● **Direction**
Please update the rows below so that every "table-row" reads "data-row", keeping everything else unchanged.

● **Input data**
— START —
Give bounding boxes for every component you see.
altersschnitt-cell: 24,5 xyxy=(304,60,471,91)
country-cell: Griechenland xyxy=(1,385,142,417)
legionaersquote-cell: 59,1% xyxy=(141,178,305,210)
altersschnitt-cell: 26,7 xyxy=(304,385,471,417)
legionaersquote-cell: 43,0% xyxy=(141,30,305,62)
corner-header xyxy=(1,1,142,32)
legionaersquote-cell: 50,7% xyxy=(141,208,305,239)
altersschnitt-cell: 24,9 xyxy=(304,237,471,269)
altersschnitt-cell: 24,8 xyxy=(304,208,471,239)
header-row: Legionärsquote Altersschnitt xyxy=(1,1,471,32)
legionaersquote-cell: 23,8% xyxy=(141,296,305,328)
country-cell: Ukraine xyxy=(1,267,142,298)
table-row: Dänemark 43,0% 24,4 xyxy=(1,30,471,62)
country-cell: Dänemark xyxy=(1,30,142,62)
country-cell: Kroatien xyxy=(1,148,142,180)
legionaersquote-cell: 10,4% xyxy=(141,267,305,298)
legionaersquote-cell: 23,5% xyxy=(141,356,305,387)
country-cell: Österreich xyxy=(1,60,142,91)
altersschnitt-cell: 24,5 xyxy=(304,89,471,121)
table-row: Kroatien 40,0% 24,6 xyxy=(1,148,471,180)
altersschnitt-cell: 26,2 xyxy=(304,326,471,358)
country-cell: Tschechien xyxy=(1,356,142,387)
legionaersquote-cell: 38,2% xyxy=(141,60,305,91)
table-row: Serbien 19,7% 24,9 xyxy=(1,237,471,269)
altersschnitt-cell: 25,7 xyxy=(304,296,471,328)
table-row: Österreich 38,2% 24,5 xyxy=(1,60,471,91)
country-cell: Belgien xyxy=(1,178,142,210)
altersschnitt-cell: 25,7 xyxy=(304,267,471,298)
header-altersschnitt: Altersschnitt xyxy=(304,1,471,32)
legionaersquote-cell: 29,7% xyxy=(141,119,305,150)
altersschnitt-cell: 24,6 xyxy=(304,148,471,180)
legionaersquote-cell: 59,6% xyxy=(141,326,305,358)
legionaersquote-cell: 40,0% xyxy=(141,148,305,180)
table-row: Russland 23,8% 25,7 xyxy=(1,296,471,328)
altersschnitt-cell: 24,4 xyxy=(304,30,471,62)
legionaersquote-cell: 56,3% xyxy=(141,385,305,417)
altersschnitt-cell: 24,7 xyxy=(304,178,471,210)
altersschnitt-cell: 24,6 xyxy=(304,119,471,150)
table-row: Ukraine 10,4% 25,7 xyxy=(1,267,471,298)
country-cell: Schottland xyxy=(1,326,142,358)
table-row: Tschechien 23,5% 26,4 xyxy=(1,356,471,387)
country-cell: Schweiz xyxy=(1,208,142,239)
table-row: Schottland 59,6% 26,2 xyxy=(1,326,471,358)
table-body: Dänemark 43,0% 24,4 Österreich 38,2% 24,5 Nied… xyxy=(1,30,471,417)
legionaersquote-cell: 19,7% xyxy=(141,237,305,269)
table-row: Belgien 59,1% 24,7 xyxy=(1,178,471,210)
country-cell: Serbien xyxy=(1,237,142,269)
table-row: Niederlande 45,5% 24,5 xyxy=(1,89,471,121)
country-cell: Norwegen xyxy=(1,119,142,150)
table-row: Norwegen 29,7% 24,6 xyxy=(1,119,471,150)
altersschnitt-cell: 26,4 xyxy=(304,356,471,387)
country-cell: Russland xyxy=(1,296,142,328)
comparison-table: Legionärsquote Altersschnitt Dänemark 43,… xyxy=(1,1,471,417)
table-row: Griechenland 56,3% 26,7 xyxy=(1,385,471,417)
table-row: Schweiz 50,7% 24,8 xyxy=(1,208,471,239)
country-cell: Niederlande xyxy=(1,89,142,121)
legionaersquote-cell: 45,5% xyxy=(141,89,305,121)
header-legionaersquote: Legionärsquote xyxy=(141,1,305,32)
— END —
● **Solution**
Give bounding boxes for every component you see.
altersschnitt-cell: 24,5 xyxy=(304,60,471,91)
country-cell: Griechenland xyxy=(1,385,142,417)
legionaersquote-cell: 59,1% xyxy=(141,178,305,210)
altersschnitt-cell: 26,7 xyxy=(304,385,471,417)
legionaersquote-cell: 43,0% xyxy=(141,30,305,62)
corner-header xyxy=(1,1,142,32)
legionaersquote-cell: 50,7% xyxy=(141,208,305,239)
altersschnitt-cell: 24,9 xyxy=(304,237,471,269)
altersschnitt-cell: 24,8 xyxy=(304,208,471,239)
header-row: Legionärsquote Altersschnitt xyxy=(1,1,471,32)
legionaersquote-cell: 23,8% xyxy=(141,296,305,328)
country-cell: Ukraine xyxy=(1,267,142,298)
data-row: Dänemark 43,0% 24,4 xyxy=(1,30,471,62)
country-cell: Dänemark xyxy=(1,30,142,62)
country-cell: Kroatien xyxy=(1,148,142,180)
legionaersquote-cell: 10,4% xyxy=(141,267,305,298)
legionaersquote-cell: 23,5% xyxy=(141,356,305,387)
country-cell: Österreich xyxy=(1,60,142,91)
altersschnitt-cell: 24,5 xyxy=(304,89,471,121)
data-row: Kroatien 40,0% 24,6 xyxy=(1,148,471,180)
altersschnitt-cell: 26,2 xyxy=(304,326,471,358)
country-cell: Tschechien xyxy=(1,356,142,387)
legionaersquote-cell: 38,2% xyxy=(141,60,305,91)
data-row: Serbien 19,7% 24,9 xyxy=(1,237,471,269)
altersschnitt-cell: 25,7 xyxy=(304,296,471,328)
data-row: Österreich 38,2% 24,5 xyxy=(1,60,471,91)
country-cell: Belgien xyxy=(1,178,142,210)
altersschnitt-cell: 25,7 xyxy=(304,267,471,298)
header-altersschnitt: Altersschnitt xyxy=(304,1,471,32)
legionaersquote-cell: 29,7% xyxy=(141,119,305,150)
altersschnitt-cell: 24,6 xyxy=(304,148,471,180)
legionaersquote-cell: 59,6% xyxy=(141,326,305,358)
legionaersquote-cell: 40,0% xyxy=(141,148,305,180)
data-row: Russland 23,8% 25,7 xyxy=(1,296,471,328)
altersschnitt-cell: 24,4 xyxy=(304,30,471,62)
legionaersquote-cell: 56,3% xyxy=(141,385,305,417)
altersschnitt-cell: 24,7 xyxy=(304,178,471,210)
altersschnitt-cell: 24,6 xyxy=(304,119,471,150)
data-row: Ukraine 10,4% 25,7 xyxy=(1,267,471,298)
country-cell: Schottland xyxy=(1,326,142,358)
data-row: Tschechien 23,5% 26,4 xyxy=(1,356,471,387)
country-cell: Schweiz xyxy=(1,208,142,239)
data-row: Schottland 59,6% 26,2 xyxy=(1,326,471,358)
table-body: Dänemark 43,0% 24,4 Österreich 38,2% 24,5 Nied… xyxy=(1,30,471,417)
legionaersquote-cell: 19,7% xyxy=(141,237,305,269)
data-row: Belgien 59,1% 24,7 xyxy=(1,178,471,210)
country-cell: Serbien xyxy=(1,237,142,269)
data-row: Niederlande 45,5% 24,5 xyxy=(1,89,471,121)
country-cell: Norwegen xyxy=(1,119,142,150)
data-row: Norwegen 29,7% 24,6 xyxy=(1,119,471,150)
altersschnitt-cell: 26,4 xyxy=(304,356,471,387)
country-cell: Russland xyxy=(1,296,142,328)
comparison-table: Legionärsquote Altersschnitt Dänemark 43,… xyxy=(1,1,471,417)
data-row: Griechenland 56,3% 26,7 xyxy=(1,385,471,417)
data-row: Schweiz 50,7% 24,8 xyxy=(1,208,471,239)
country-cell: Niederlande xyxy=(1,89,142,121)
legionaersquote-cell: 45,5% xyxy=(141,89,305,121)
header-legionaersquote: Legionärsquote xyxy=(141,1,305,32)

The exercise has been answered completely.